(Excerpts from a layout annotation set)
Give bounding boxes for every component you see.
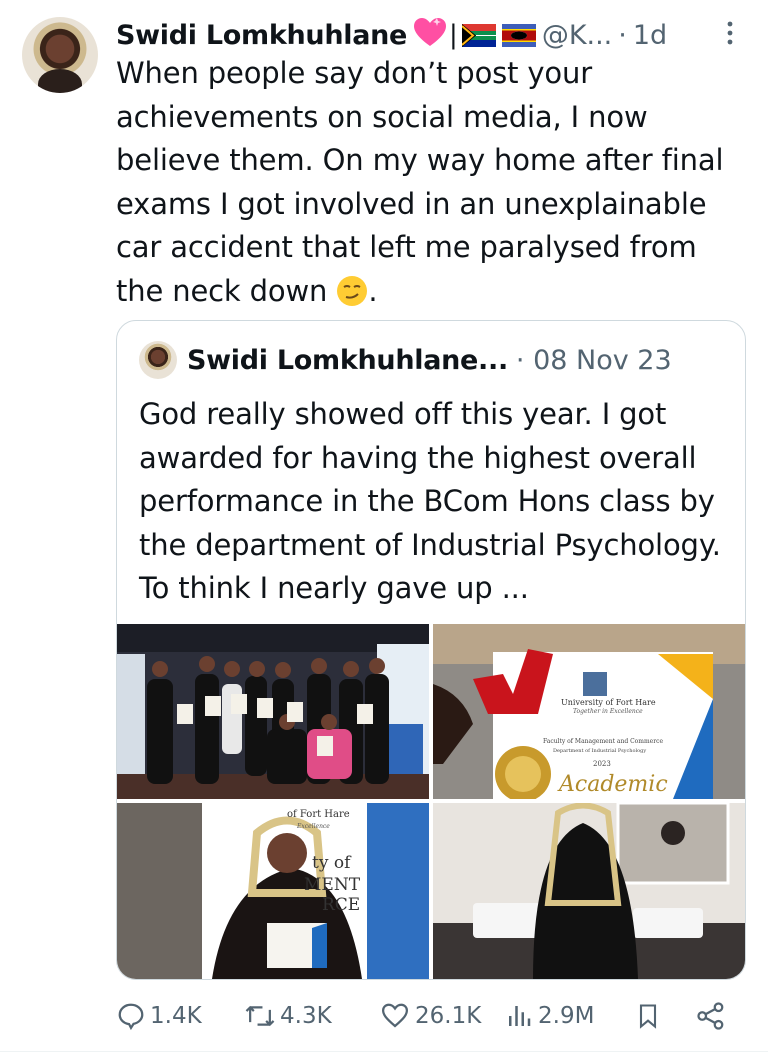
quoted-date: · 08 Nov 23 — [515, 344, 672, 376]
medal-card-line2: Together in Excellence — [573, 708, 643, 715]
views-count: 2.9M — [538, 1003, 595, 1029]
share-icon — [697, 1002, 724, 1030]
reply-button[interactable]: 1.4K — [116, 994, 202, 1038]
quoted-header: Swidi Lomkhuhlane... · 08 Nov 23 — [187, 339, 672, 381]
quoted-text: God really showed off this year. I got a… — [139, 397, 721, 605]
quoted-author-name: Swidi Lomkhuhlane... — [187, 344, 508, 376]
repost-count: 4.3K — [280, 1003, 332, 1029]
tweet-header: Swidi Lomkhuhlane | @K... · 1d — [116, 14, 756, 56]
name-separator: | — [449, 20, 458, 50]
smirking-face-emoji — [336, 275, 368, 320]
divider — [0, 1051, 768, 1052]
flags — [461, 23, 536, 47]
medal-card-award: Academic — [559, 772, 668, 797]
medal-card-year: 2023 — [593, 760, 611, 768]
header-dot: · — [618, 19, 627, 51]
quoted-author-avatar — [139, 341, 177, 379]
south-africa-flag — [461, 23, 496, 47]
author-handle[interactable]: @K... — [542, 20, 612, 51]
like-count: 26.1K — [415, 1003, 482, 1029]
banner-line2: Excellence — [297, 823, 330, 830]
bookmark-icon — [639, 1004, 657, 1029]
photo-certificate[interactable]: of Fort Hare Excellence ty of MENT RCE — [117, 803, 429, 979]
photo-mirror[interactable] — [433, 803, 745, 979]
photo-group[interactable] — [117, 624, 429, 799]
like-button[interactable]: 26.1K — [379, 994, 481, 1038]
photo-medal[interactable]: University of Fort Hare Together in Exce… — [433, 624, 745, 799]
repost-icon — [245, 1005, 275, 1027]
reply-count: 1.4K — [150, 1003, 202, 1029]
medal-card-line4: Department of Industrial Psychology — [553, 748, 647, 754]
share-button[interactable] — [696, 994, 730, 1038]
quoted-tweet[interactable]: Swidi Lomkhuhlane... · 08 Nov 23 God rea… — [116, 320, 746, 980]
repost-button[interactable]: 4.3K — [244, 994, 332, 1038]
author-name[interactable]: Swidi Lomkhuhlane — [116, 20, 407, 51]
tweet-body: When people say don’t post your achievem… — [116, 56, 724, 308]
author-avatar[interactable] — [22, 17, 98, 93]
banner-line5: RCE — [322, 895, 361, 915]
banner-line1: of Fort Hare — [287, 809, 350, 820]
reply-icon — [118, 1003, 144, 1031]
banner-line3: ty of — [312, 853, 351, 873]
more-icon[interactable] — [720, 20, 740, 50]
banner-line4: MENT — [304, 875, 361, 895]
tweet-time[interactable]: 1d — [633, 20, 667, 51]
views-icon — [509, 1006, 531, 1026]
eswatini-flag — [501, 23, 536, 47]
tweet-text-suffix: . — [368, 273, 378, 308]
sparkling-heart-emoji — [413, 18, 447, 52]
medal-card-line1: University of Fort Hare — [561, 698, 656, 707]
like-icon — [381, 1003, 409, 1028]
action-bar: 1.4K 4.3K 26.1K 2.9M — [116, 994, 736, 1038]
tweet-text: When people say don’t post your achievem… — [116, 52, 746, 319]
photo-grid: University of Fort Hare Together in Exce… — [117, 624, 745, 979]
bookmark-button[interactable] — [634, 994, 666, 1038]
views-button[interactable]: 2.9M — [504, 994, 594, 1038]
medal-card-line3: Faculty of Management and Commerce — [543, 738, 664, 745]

==

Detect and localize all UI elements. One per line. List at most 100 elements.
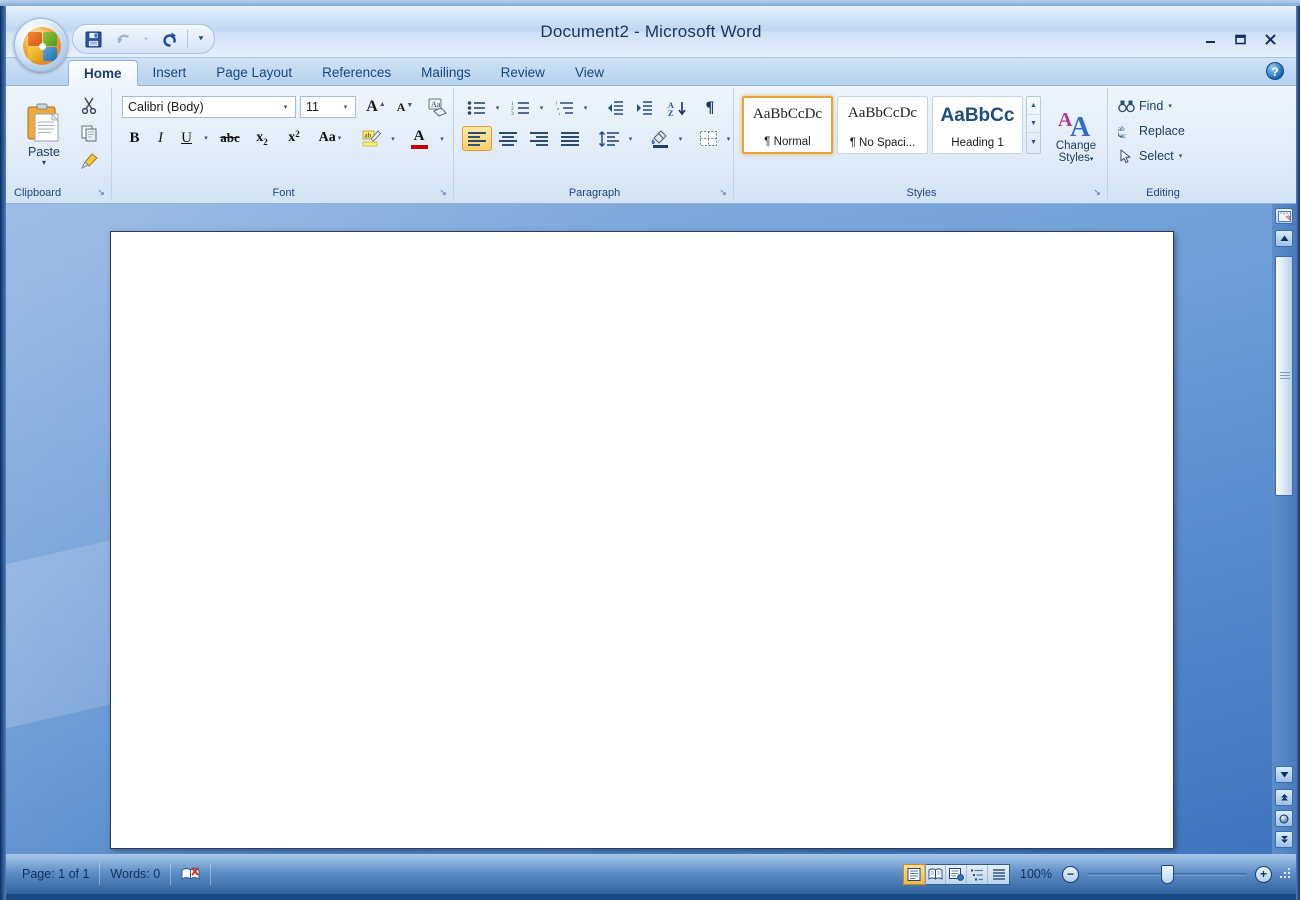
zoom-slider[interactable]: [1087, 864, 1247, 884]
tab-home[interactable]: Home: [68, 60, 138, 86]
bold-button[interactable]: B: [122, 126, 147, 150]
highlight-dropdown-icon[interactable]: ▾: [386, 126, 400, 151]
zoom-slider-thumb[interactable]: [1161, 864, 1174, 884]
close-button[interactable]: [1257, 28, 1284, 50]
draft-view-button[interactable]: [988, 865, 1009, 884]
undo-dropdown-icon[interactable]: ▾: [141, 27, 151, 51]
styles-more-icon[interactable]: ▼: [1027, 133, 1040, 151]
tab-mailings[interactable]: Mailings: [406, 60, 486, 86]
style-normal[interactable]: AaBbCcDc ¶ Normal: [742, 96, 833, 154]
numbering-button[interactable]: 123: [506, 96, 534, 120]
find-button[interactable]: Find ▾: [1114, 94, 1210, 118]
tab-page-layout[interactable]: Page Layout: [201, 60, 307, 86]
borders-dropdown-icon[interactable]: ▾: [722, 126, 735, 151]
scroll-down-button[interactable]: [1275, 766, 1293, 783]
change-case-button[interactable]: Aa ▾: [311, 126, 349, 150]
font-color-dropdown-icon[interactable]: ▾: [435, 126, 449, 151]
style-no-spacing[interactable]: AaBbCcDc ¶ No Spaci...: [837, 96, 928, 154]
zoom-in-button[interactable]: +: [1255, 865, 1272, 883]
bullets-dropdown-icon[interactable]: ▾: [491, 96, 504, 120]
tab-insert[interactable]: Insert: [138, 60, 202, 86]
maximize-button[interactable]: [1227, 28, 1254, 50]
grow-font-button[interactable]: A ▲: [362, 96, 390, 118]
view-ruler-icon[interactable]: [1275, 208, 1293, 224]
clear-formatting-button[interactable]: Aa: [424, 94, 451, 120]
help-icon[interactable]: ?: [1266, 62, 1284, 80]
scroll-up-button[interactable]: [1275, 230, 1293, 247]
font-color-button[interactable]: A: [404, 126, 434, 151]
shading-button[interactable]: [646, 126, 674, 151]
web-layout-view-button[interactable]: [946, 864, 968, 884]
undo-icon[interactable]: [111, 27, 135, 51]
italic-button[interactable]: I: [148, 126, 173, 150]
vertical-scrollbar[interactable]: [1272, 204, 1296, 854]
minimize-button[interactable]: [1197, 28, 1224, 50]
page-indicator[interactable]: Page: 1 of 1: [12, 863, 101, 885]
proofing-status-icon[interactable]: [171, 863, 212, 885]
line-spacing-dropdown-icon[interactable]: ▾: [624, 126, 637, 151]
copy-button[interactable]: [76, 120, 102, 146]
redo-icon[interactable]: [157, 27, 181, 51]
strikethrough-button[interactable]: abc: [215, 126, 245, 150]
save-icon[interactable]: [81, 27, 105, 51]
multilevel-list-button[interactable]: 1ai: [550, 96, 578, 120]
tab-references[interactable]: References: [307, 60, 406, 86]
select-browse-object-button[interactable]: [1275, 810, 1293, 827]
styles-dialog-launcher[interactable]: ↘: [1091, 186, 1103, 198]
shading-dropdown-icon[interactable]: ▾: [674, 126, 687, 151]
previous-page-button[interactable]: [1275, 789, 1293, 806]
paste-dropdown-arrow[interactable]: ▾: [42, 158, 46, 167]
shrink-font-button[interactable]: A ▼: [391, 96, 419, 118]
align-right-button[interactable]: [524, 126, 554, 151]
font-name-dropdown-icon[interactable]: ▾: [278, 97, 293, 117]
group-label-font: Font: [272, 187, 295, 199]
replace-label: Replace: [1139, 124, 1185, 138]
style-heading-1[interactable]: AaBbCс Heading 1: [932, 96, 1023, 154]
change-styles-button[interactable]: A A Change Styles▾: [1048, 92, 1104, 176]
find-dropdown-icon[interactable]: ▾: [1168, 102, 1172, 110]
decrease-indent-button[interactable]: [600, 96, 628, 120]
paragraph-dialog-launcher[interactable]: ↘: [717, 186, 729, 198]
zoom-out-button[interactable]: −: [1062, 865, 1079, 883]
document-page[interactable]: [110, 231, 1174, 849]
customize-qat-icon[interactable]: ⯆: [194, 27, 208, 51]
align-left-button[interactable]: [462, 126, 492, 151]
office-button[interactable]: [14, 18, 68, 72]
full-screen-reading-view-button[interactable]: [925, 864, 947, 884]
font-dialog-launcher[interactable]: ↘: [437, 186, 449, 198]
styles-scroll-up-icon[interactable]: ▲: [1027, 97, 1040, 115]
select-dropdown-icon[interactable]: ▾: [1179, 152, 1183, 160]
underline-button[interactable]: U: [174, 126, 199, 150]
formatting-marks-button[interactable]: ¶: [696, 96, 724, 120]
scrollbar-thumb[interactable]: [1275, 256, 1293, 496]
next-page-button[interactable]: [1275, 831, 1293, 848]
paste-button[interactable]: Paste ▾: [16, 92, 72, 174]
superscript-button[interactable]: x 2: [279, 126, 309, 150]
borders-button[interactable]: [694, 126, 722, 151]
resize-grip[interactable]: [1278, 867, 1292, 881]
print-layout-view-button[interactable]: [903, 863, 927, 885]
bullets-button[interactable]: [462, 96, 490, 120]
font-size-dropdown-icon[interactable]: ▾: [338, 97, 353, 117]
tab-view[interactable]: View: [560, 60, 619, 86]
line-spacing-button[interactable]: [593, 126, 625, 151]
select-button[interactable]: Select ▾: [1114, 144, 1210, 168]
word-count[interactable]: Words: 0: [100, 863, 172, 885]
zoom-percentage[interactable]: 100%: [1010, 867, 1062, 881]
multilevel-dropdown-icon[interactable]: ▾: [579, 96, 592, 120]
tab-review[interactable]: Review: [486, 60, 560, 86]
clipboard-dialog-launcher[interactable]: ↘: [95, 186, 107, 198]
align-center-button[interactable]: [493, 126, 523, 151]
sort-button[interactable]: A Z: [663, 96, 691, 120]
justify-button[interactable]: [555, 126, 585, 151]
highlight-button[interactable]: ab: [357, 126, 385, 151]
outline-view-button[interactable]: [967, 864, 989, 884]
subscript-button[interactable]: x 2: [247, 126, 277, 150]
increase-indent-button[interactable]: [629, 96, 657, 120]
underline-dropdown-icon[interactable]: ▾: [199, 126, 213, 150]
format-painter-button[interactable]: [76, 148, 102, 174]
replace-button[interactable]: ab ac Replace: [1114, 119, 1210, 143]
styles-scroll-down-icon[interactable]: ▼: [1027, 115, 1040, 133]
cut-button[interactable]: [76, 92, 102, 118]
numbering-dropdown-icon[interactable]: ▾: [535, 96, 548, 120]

...

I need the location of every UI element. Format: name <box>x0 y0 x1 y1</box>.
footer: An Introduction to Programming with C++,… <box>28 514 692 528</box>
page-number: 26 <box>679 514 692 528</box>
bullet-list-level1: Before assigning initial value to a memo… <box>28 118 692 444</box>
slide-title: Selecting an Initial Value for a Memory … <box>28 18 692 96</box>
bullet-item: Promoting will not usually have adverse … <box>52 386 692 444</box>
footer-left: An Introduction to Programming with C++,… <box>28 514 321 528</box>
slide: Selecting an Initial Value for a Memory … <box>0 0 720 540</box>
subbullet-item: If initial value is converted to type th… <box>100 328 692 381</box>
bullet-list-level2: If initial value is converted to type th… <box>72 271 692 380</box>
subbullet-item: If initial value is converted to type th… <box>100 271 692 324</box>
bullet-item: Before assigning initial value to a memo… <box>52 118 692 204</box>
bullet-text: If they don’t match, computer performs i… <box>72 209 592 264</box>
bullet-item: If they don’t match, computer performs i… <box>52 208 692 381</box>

The problem >>
Count the lines in the entries above that contain the string "card", treating uppercase and lowercase as different. Give only the number.

Answer to the exercise >>
6